• [Problem details]
The entries are to be returned exactly, with images left out.

======

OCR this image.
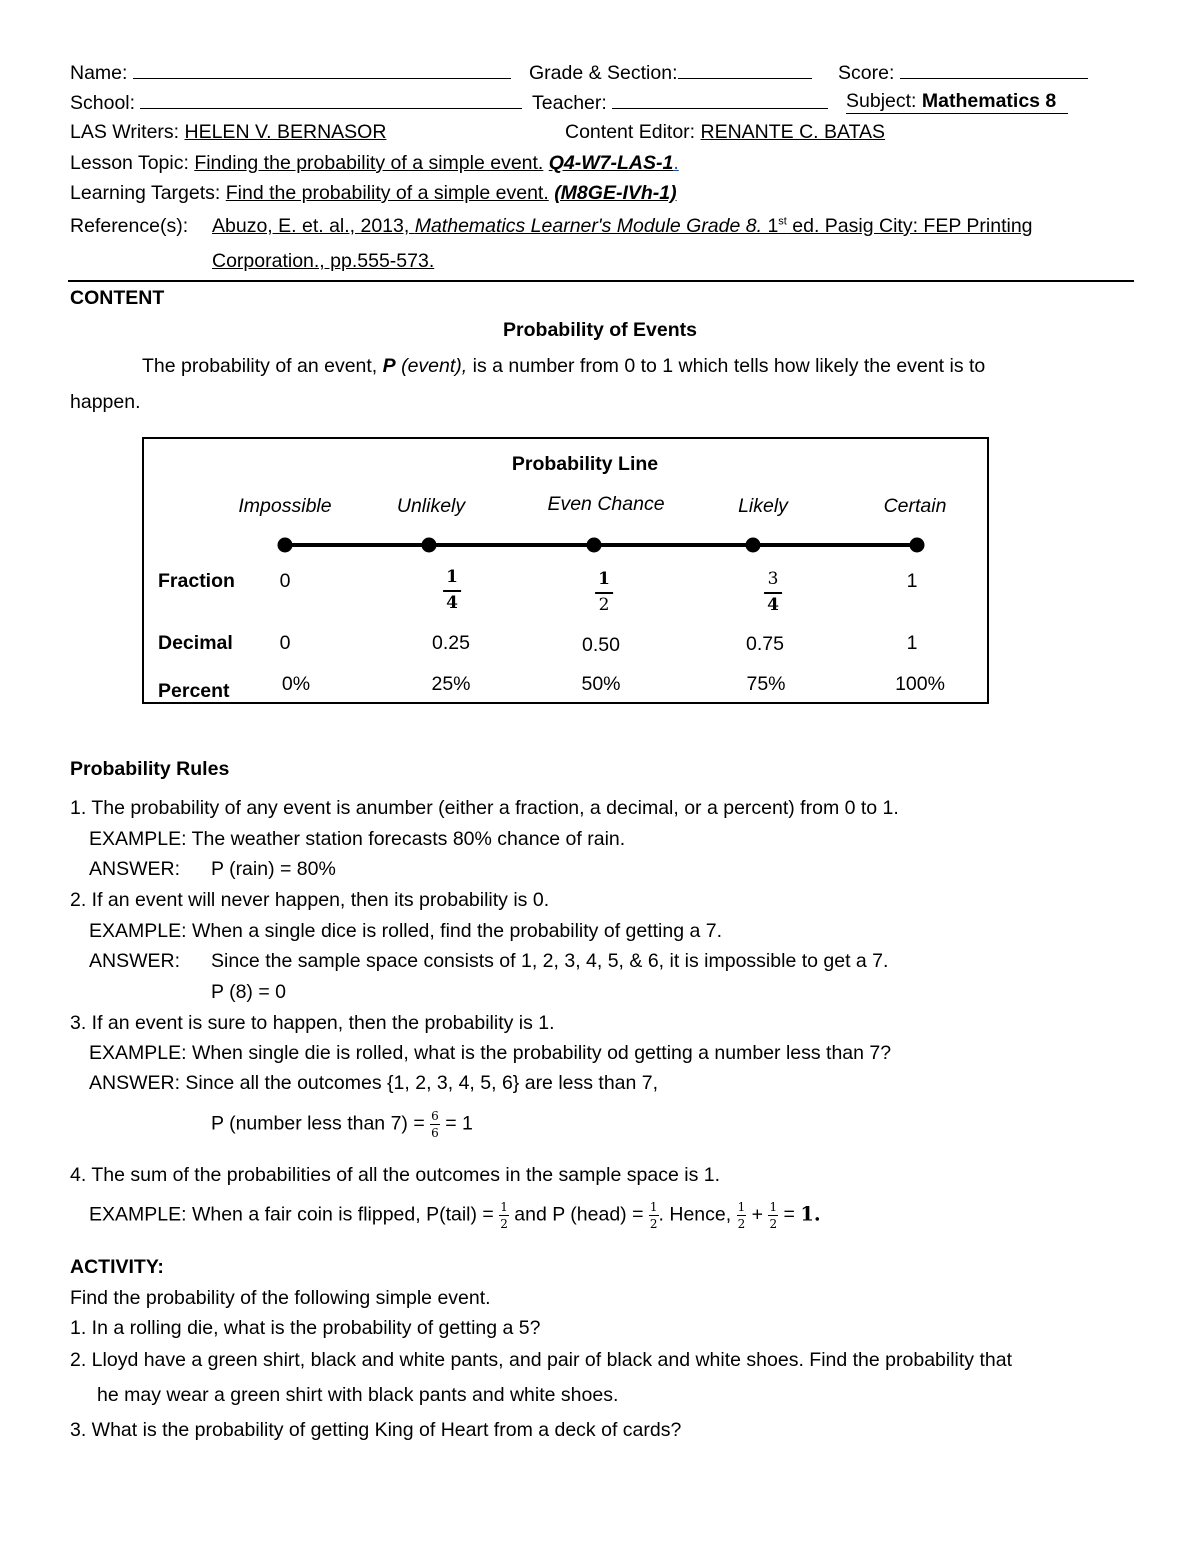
Name:	Grade & Section:	Score:
School:	Teacher:	Subject: Mathematics 8
LAS Writers: HELEN V. BERNASOR	Content Editor: RENANTE C. BATAS
Lesson Topic: Finding the probability of a simple event. Q4-W7-LAS-1.
Learning Targets: Find the probability of a simple event. (M8GE-IVh-1)
Reference(s): Abuzo, E. et. al., 2013, Mathematics Learner's Module Grade 8. 1st ed. Pasig City: FEP Printing
Corporation., pp.555-573.
CONTENT
Probability of Events
The probability of an event, P (event), is a number from 0 to 1 which tells how likely the event is to
happen.
Probability Line
Impossible	Unlikely	Even Chance	Likely	Certain
Fraction 0	$\frac{1}{4}$	$\frac{1}{2}$	$\frac{3}{4}$	1
Decimal 0	0.25	0.50	0.75	1
Percent	0%	25%	50%	75%	100%
Probability Rules
1. The probability of any event is anumber (either a fraction, a decimal, or a percent) from 0 to 1.
EXAMPLE: The weather station forecasts 80% chance of rain.
ANSWER: P (rain) = 80%
2. If an event will never happen, then its probability is 0.
EXAMPLE: When a single dice is rolled, find the probability of getting a 7.
ANSWER: Since the sample space consists of 1, 2, 3, 4, 5, & 6, it is impossible to get a 7.
P (8) = 0
3. If an event is sure to happen, then the probability is 1.
EXAMPLE: When single die is rolled, what is the probability od getting a number less than 7?
ANSWER: Since all the outcomes {1, 2, 3, 4, 5, 6} are less than 7,
P (number less than $7) = \frac{6}{6} = 1$
4. The sum of the probabilities of all the outcomes in the sample space is 1.
EXAMPLE: When a fair coin is flipped, P(tail) = $\frac{1}{2}$ and P (head) = $\frac{1}{2}$ . Hence, $\frac{1}{2} + \frac{1}{2} = 1$.
ACTIVITY:
Find the probability of the following simple event.
1. In a rolling die, what is the probability of getting a 5?
2. Lloyd have a green shirt, black and white pants, and pair of black and white shoes. Find the probability that
he may wear a green shirt with black pants and white shoes.
3. What is the probability of getting King of Heart from a deck of cards?
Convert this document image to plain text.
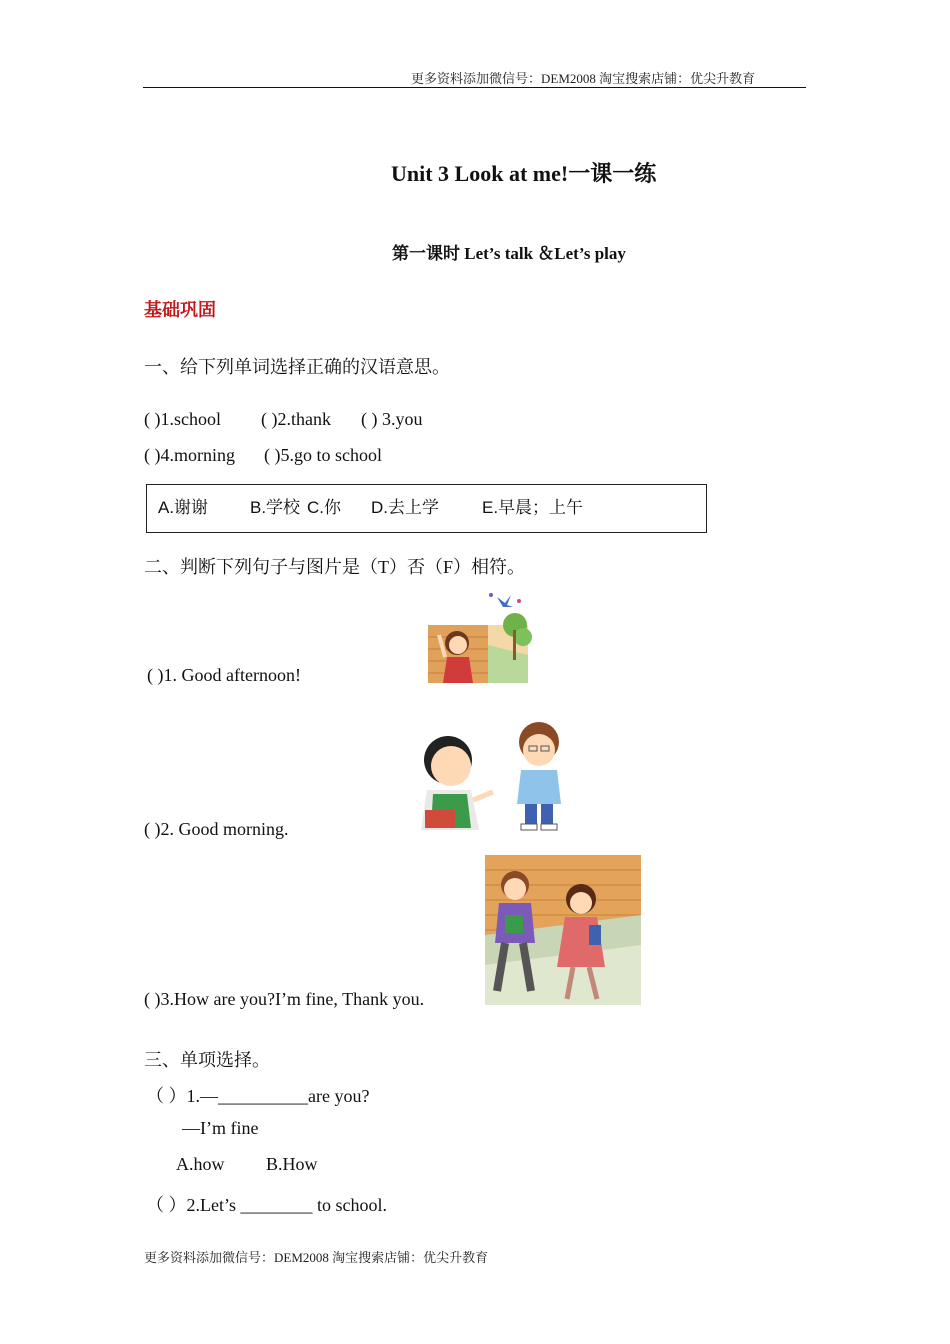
更多资料添加微信号：DEM2008 淘宝搜索店铺：优尖升教育
Unit 3 Look at me!一课一练
第一课时 Let’s talk ＆Let’s play
基础巩固
一、给下列单词选择正确的汉语意思。
( )1.school ( )2.thank ( ) 3.you
( )4.morning ( )5.go to school
A.谢谢 B.学校 C.你 D.去上学	E.早晨；上午
二、判断下列句子与图片是（T）否（F）相符。
( )1. Good afternoon!
( )2. Good morning.
( )3.How are you?I’m fine, Thank you.
三、单项选择。
（ ）1.—__________are you?
—I’m fine
A.how B.How
（ ）2.Let’s ________ to school.
更多资料添加微信号：DEM2008 淘宝搜索店铺：优尖升教育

======

• [Solution]
OCR this image.
Name:	Grade & Section:	Score:
School:	Teacher:	Subject: Mathematics 8
LAS Writers: HELEN V. BERNASOR	Content Editor: RENANTE C. BATAS
Lesson Topic: Finding the probability of a simple event. Q4-W7-LAS-1.
Learning Targets: Find the probability of a simple event. (M8GE-IVh-1)
Reference(s): Abuzo, E. et. al., 2013, Mathematics Learner's Module Grade 8. 1st ed. Pasig City: FEP Printing
Corporation., pp.555-573.
CONTENT
Probability of Events
The probability of an event, P (event), is a number from 0 to 1 which tells how likely the event is to
happen.
Probability Line
Impossible	Unlikely	Even Chance	Likely	Certain
Fraction 0	$\frac{1}{4}$	$\frac{1}{2}$	$\frac{3}{4}$	1
Decimal 0	0.25	0.50	0.75	1
Percent	0%	25%	50%	75%	100%
Probability Rules
1. The probability of any event is anumber (either a fraction, a decimal, or a percent) from 0 to 1.
EXAMPLE: The weather station forecasts 80% chance of rain.
ANSWER: P (rain) = 80%
2. If an event will never happen, then its probability is 0.
EXAMPLE: When a single dice is rolled, find the probability of getting a 7.
ANSWER: Since the sample space consists of 1, 2, 3, 4, 5, & 6, it is impossible to get a 7.
P (8) = 0
3. If an event is sure to happen, then the probability is 1.
EXAMPLE: When single die is rolled, what is the probability od getting a number less than 7?
ANSWER: Since all the outcomes {1, 2, 3, 4, 5, 6} are less than 7,
P (number less than $7) = \frac{6}{6} = 1$
4. The sum of the probabilities of all the outcomes in the sample space is 1.
EXAMPLE: When a fair coin is flipped, P(tail) = $\frac{1}{2}$ and P (head) = $\frac{1}{2}$ . Hence, $\frac{1}{2} + \frac{1}{2} = 1$.
ACTIVITY:
Find the probability of the following simple event.
1. In a rolling die, what is the probability of getting a 5?
2. Lloyd have a green shirt, black and white pants, and pair of black and white shoes. Find the probability that
he may wear a green shirt with black pants and white shoes.
3. What is the probability of getting King of Heart from a deck of cards?
Convert this document image to plain text.
更多资料添加微信号：DEM2008 淘宝搜索店铺：优尖升教育
Unit 3 Look at me!一课一练
第一课时 Let’s talk ＆Let’s play
基础巩固
一、给下列单词选择正确的汉语意思。
( )1.school ( )2.thank ( ) 3.you
( )4.morning ( )5.go to school
A.谢谢 B.学校 C.你 D.去上学	E.早晨；上午
二、判断下列句子与图片是（T）否（F）相符。
( )1. Good afternoon!
( )2. Good morning.
( )3.How are you?I’m fine, Thank you.
三、单项选择。
（ ）1.—__________are you?
—I’m fine
A.how B.How
（ ）2.Let’s ________ to school.
更多资料添加微信号：DEM2008 淘宝搜索店铺：优尖升教育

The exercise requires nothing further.